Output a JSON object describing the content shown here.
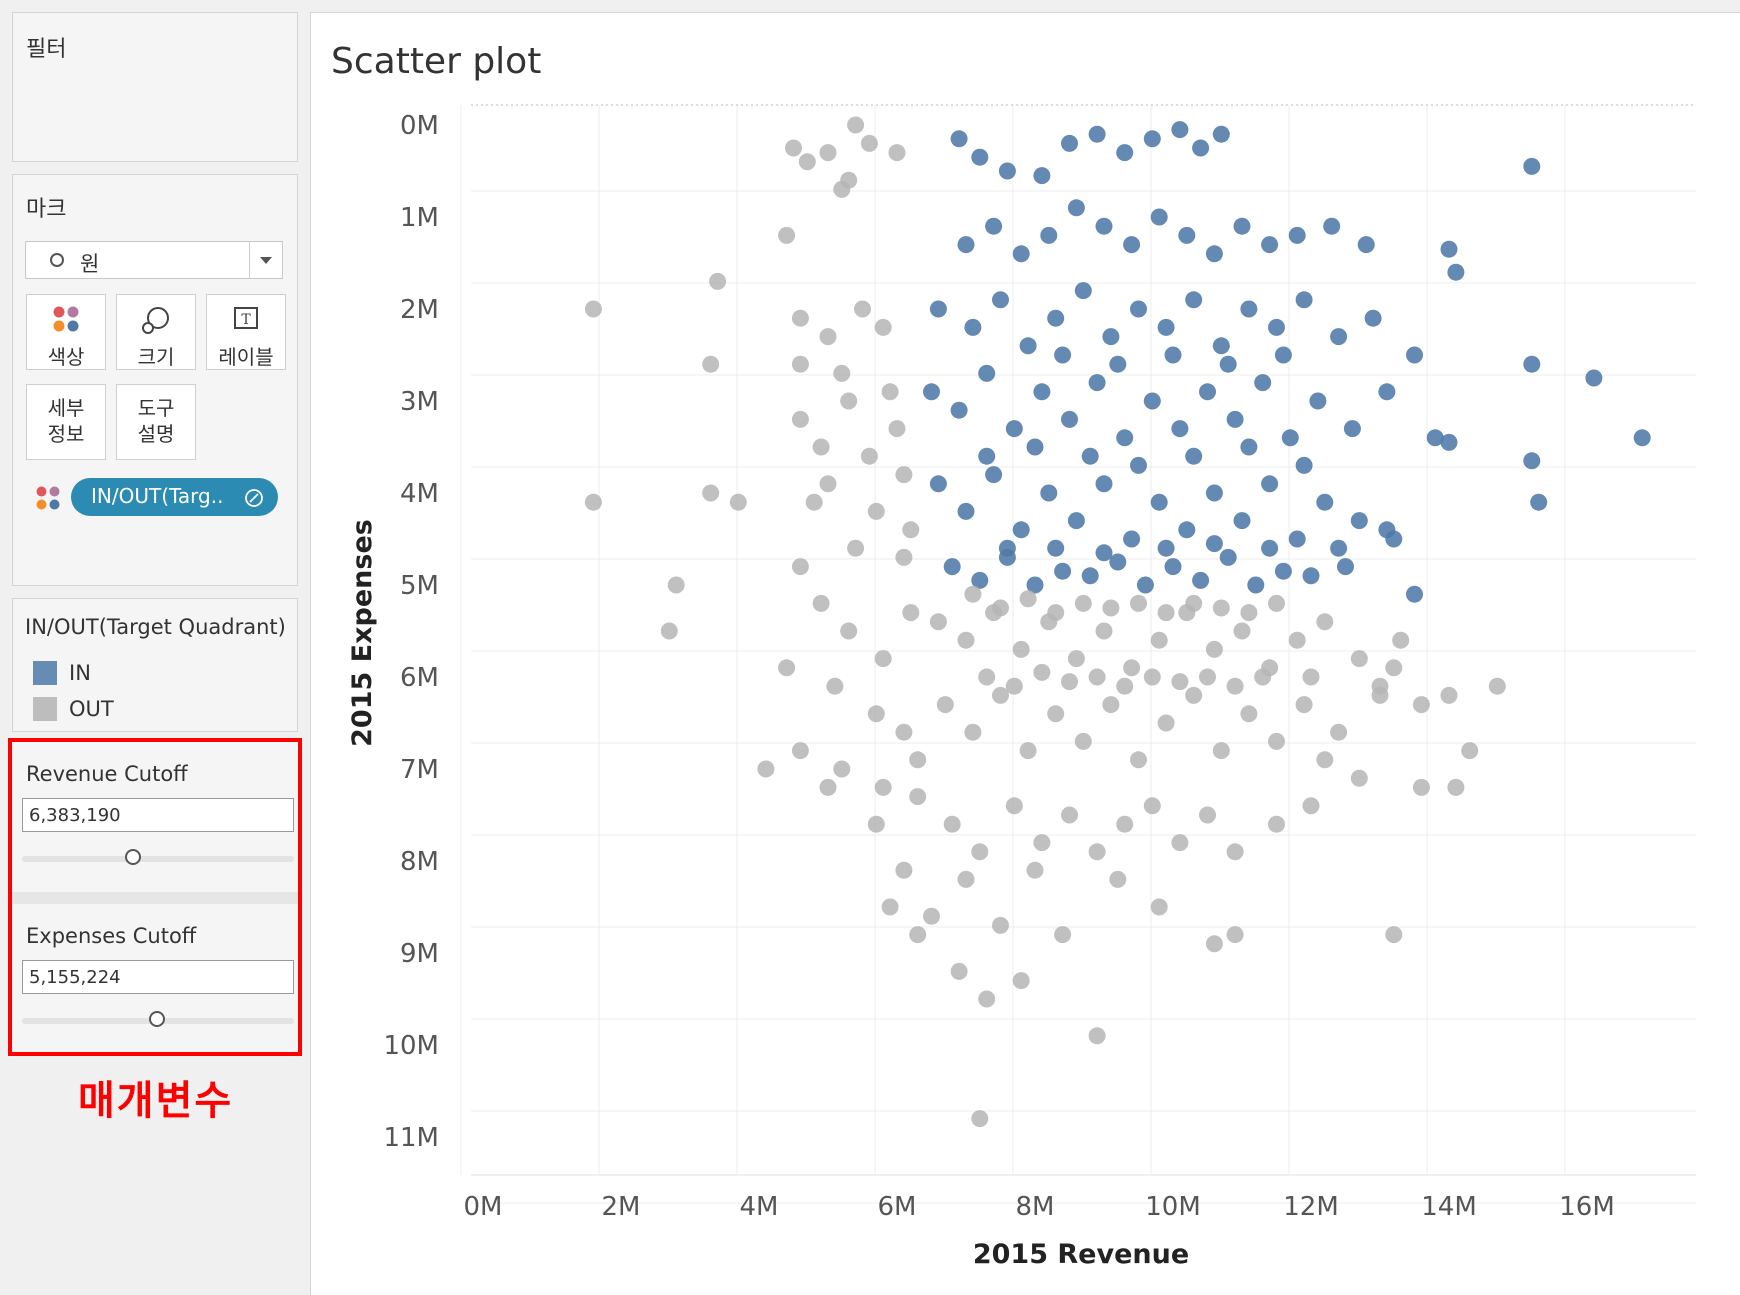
{
  "filters": {
    "title": "필터"
  },
  "marks": {
    "title": "마크",
    "type_label": "원",
    "buttons": [
      {
        "label": "색상"
      },
      {
        "label": "크기"
      },
      {
        "label": "레이블"
      },
      {
        "label": "세부\n정보"
      },
      {
        "label": "도구\n설명"
      }
    ],
    "color_pill": "IN/OUT(Targ.."
  },
  "legend": {
    "title": "IN/OUT(Target Quadrant)",
    "items": [
      {
        "label": "IN",
        "color": "#4e79a7"
      },
      {
        "label": "OUT",
        "color": "#bab0ac"
      }
    ]
  },
  "parameters": {
    "revenue": {
      "title": "Revenue Cutoff",
      "value": "6,383,190",
      "slider_fraction": 0.37
    },
    "expenses": {
      "title": "Expenses Cutoff",
      "value": "5,155,224",
      "slider_fraction": 0.45
    }
  },
  "annotation": "매개변수",
  "view": {
    "title": "Scatter plot"
  },
  "chart_data": {
    "type": "scatter",
    "title": "Scatter plot",
    "xlabel": "2015 Revenue",
    "ylabel": "2015 Expenses",
    "xlim": [
      0,
      17800000
    ],
    "ylim": [
      0,
      11500000
    ],
    "y_reversed": true,
    "x_ticks": [
      "0M",
      "2M",
      "4M",
      "6M",
      "8M",
      "10M",
      "12M",
      "14M",
      "16M"
    ],
    "y_ticks": [
      "0M",
      "1M",
      "2M",
      "3M",
      "4M",
      "5M",
      "6M",
      "7M",
      "8M",
      "9M",
      "10M",
      "11M"
    ],
    "grid": true,
    "revenue_cutoff": 6383190,
    "expenses_cutoff": 5155224,
    "colors": {
      "IN": "#4e79a7",
      "OUT": "#bab0ac"
    },
    "series": [
      {
        "name": "IN",
        "points": [
          [
            6.9,
            0.15
          ],
          [
            7.2,
            0.35
          ],
          [
            7.6,
            0.5
          ],
          [
            8.1,
            0.55
          ],
          [
            8.5,
            0.2
          ],
          [
            8.9,
            0.1
          ],
          [
            9.3,
            0.3
          ],
          [
            9.7,
            0.15
          ],
          [
            10.1,
            0.05
          ],
          [
            10.4,
            0.25
          ],
          [
            10.7,
            0.1
          ],
          [
            7.0,
            1.3
          ],
          [
            7.4,
            1.1
          ],
          [
            7.8,
            1.4
          ],
          [
            8.2,
            1.2
          ],
          [
            8.6,
            0.9
          ],
          [
            9.0,
            1.1
          ],
          [
            9.4,
            1.3
          ],
          [
            9.8,
            1.0
          ],
          [
            10.2,
            1.2
          ],
          [
            10.6,
            1.4
          ],
          [
            11.0,
            1.1
          ],
          [
            11.4,
            1.3
          ],
          [
            11.8,
            1.2
          ],
          [
            12.3,
            1.1
          ],
          [
            12.8,
            1.3
          ],
          [
            6.6,
            2.0
          ],
          [
            7.1,
            2.2
          ],
          [
            7.5,
            1.9
          ],
          [
            7.9,
            2.4
          ],
          [
            8.3,
            2.1
          ],
          [
            8.7,
            1.8
          ],
          [
            9.1,
            2.3
          ],
          [
            9.5,
            2.0
          ],
          [
            9.9,
            2.2
          ],
          [
            10.3,
            1.9
          ],
          [
            10.7,
            2.4
          ],
          [
            11.1,
            2.0
          ],
          [
            11.5,
            2.2
          ],
          [
            11.9,
            1.9
          ],
          [
            12.4,
            2.3
          ],
          [
            12.9,
            2.1
          ],
          [
            13.5,
            2.5
          ],
          [
            6.5,
            2.9
          ],
          [
            6.9,
            3.1
          ],
          [
            7.3,
            2.7
          ],
          [
            7.7,
            3.3
          ],
          [
            8.1,
            2.9
          ],
          [
            8.5,
            3.2
          ],
          [
            8.9,
            2.8
          ],
          [
            9.3,
            3.4
          ],
          [
            9.7,
            3.0
          ],
          [
            10.1,
            3.3
          ],
          [
            10.5,
            2.9
          ],
          [
            10.9,
            3.2
          ],
          [
            11.3,
            2.8
          ],
          [
            11.7,
            3.4
          ],
          [
            12.1,
            3.0
          ],
          [
            12.6,
            3.3
          ],
          [
            13.1,
            2.9
          ],
          [
            13.8,
            3.4
          ],
          [
            6.6,
            3.9
          ],
          [
            7.0,
            4.2
          ],
          [
            7.4,
            3.8
          ],
          [
            7.8,
            4.4
          ],
          [
            8.2,
            4.0
          ],
          [
            8.6,
            4.3
          ],
          [
            9.0,
            3.9
          ],
          [
            9.4,
            4.5
          ],
          [
            9.8,
            4.1
          ],
          [
            10.2,
            4.4
          ],
          [
            10.6,
            4.0
          ],
          [
            11.0,
            4.3
          ],
          [
            11.4,
            3.9
          ],
          [
            11.8,
            4.5
          ],
          [
            12.2,
            4.1
          ],
          [
            12.7,
            4.3
          ],
          [
            13.2,
            4.5
          ],
          [
            6.8,
            4.8
          ],
          [
            7.2,
            4.95
          ],
          [
            7.6,
            4.7
          ],
          [
            8.0,
            5.0
          ],
          [
            8.4,
            4.85
          ],
          [
            8.8,
            4.9
          ],
          [
            9.2,
            4.75
          ],
          [
            9.6,
            5.0
          ],
          [
            10.0,
            4.8
          ],
          [
            10.4,
            4.95
          ],
          [
            10.8,
            4.7
          ],
          [
            11.2,
            5.0
          ],
          [
            11.6,
            4.85
          ],
          [
            12.0,
            4.9
          ],
          [
            12.5,
            4.8
          ],
          [
            7.3,
            3.6
          ],
          [
            8.0,
            3.5
          ],
          [
            8.8,
            3.6
          ],
          [
            9.5,
            3.7
          ],
          [
            10.3,
            3.6
          ],
          [
            11.1,
            3.5
          ],
          [
            11.9,
            3.7
          ],
          [
            8.4,
            2.5
          ],
          [
            9.2,
            2.6
          ],
          [
            10.0,
            2.5
          ],
          [
            10.8,
            2.6
          ],
          [
            11.6,
            2.5
          ],
          [
            7.6,
            4.6
          ],
          [
            8.3,
            4.6
          ],
          [
            9.0,
            4.65
          ],
          [
            9.9,
            4.6
          ],
          [
            10.6,
            4.55
          ],
          [
            11.4,
            4.6
          ],
          [
            12.4,
            4.6
          ],
          [
            15.2,
            0.45
          ],
          [
            14.0,
            1.35
          ],
          [
            14.1,
            1.6
          ],
          [
            15.2,
            2.6
          ],
          [
            16.1,
            2.75
          ],
          [
            16.8,
            3.4
          ],
          [
            15.2,
            3.65
          ],
          [
            15.3,
            4.1
          ],
          [
            13.5,
            5.1
          ],
          [
            14.0,
            3.45
          ],
          [
            13.1,
            4.4
          ]
        ]
      },
      {
        "name": "OUT",
        "points": [
          [
            5.4,
            0.0
          ],
          [
            4.5,
            0.25
          ],
          [
            5.0,
            0.3
          ],
          [
            4.7,
            0.4
          ],
          [
            5.3,
            0.6
          ],
          [
            5.6,
            0.2
          ],
          [
            6.0,
            0.3
          ],
          [
            5.2,
            0.7
          ],
          [
            4.4,
            1.2
          ],
          [
            3.4,
            1.7
          ],
          [
            1.6,
            2.0
          ],
          [
            3.3,
            2.6
          ],
          [
            1.6,
            4.1
          ],
          [
            3.3,
            4.0
          ],
          [
            3.7,
            4.1
          ],
          [
            2.8,
            5.0
          ],
          [
            2.7,
            5.5
          ],
          [
            4.6,
            2.1
          ],
          [
            5.0,
            2.3
          ],
          [
            5.5,
            2.0
          ],
          [
            5.8,
            2.2
          ],
          [
            4.6,
            2.6
          ],
          [
            5.2,
            2.7
          ],
          [
            5.9,
            2.9
          ],
          [
            4.6,
            3.2
          ],
          [
            5.3,
            3.0
          ],
          [
            6.0,
            3.3
          ],
          [
            4.9,
            3.5
          ],
          [
            5.6,
            3.6
          ],
          [
            6.1,
            3.8
          ],
          [
            5.0,
            3.9
          ],
          [
            5.7,
            4.2
          ],
          [
            6.2,
            4.4
          ],
          [
            4.8,
            4.1
          ],
          [
            4.6,
            4.8
          ],
          [
            5.4,
            4.6
          ],
          [
            6.1,
            4.7
          ],
          [
            4.9,
            5.2
          ],
          [
            5.3,
            5.5
          ],
          [
            5.8,
            5.8
          ],
          [
            6.2,
            5.3
          ],
          [
            4.4,
            5.9
          ],
          [
            5.1,
            6.1
          ],
          [
            5.7,
            6.4
          ],
          [
            6.1,
            6.6
          ],
          [
            4.6,
            6.8
          ],
          [
            5.2,
            7.0
          ],
          [
            5.8,
            7.2
          ],
          [
            6.3,
            6.9
          ],
          [
            4.1,
            7.0
          ],
          [
            5.0,
            7.2
          ],
          [
            6.6,
            5.4
          ],
          [
            7.0,
            5.6
          ],
          [
            7.4,
            5.3
          ],
          [
            7.8,
            5.7
          ],
          [
            8.2,
            5.4
          ],
          [
            8.6,
            5.8
          ],
          [
            9.0,
            5.5
          ],
          [
            9.4,
            5.9
          ],
          [
            9.8,
            5.6
          ],
          [
            10.2,
            5.3
          ],
          [
            10.6,
            5.7
          ],
          [
            11.0,
            5.5
          ],
          [
            11.4,
            5.9
          ],
          [
            11.8,
            5.6
          ],
          [
            12.2,
            5.4
          ],
          [
            12.7,
            5.8
          ],
          [
            13.3,
            5.6
          ],
          [
            6.7,
            6.3
          ],
          [
            7.1,
            6.6
          ],
          [
            7.5,
            6.2
          ],
          [
            7.9,
            6.8
          ],
          [
            8.3,
            6.4
          ],
          [
            8.7,
            6.7
          ],
          [
            9.1,
            6.3
          ],
          [
            9.5,
            6.9
          ],
          [
            9.9,
            6.5
          ],
          [
            10.3,
            6.2
          ],
          [
            10.7,
            6.8
          ],
          [
            11.1,
            6.4
          ],
          [
            11.5,
            6.7
          ],
          [
            11.9,
            6.3
          ],
          [
            12.4,
            6.6
          ],
          [
            13.0,
            6.2
          ],
          [
            13.6,
            6.3
          ],
          [
            14.0,
            6.2
          ],
          [
            14.7,
            6.1
          ],
          [
            6.3,
            7.3
          ],
          [
            6.8,
            7.6
          ],
          [
            7.2,
            7.9
          ],
          [
            7.7,
            7.4
          ],
          [
            8.1,
            7.8
          ],
          [
            8.5,
            7.5
          ],
          [
            8.9,
            7.9
          ],
          [
            9.3,
            7.6
          ],
          [
            9.7,
            7.4
          ],
          [
            10.1,
            7.8
          ],
          [
            10.5,
            7.5
          ],
          [
            10.9,
            7.9
          ],
          [
            11.5,
            7.6
          ],
          [
            12.0,
            7.4
          ],
          [
            12.7,
            7.1
          ],
          [
            13.6,
            7.2
          ],
          [
            14.1,
            7.2
          ],
          [
            14.3,
            6.8
          ],
          [
            5.7,
            7.6
          ],
          [
            6.1,
            8.1
          ],
          [
            6.5,
            8.6
          ],
          [
            7.0,
            8.2
          ],
          [
            7.5,
            8.7
          ],
          [
            8.0,
            8.1
          ],
          [
            8.4,
            8.8
          ],
          [
            9.2,
            8.2
          ],
          [
            9.8,
            8.5
          ],
          [
            10.6,
            8.9
          ],
          [
            10.9,
            8.8
          ],
          [
            13.2,
            8.8
          ],
          [
            5.9,
            8.5
          ],
          [
            6.3,
            8.8
          ],
          [
            6.9,
            9.2
          ],
          [
            7.3,
            9.5
          ],
          [
            7.8,
            9.3
          ],
          [
            8.9,
            9.9
          ],
          [
            7.2,
            10.8
          ],
          [
            7.1,
            5.1
          ],
          [
            7.5,
            5.25
          ],
          [
            7.9,
            5.15
          ],
          [
            8.3,
            5.3
          ],
          [
            8.7,
            5.2
          ],
          [
            9.1,
            5.25
          ],
          [
            9.5,
            5.2
          ],
          [
            9.9,
            5.3
          ],
          [
            10.3,
            5.2
          ],
          [
            10.7,
            5.25
          ],
          [
            11.1,
            5.3
          ],
          [
            11.5,
            5.2
          ],
          [
            7.3,
            6.0
          ],
          [
            7.7,
            6.1
          ],
          [
            8.1,
            5.95
          ],
          [
            8.5,
            6.05
          ],
          [
            8.9,
            6.0
          ],
          [
            9.3,
            6.1
          ],
          [
            9.7,
            6.0
          ],
          [
            10.1,
            6.05
          ],
          [
            10.5,
            6.0
          ],
          [
            10.9,
            6.1
          ],
          [
            11.3,
            6.0
          ],
          [
            12.0,
            6.0
          ],
          [
            13.0,
            6.1
          ],
          [
            12.2,
            6.9
          ],
          [
            13.2,
            5.9
          ]
        ]
      }
    ]
  }
}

* WHAT THE TASK REQUIRES: Locate the word "plot" in the data above. Copy every line carrying it.

* COMPLETE OUTPUT:
    "title": "Scatter plot"
    "title": "Scatter plot",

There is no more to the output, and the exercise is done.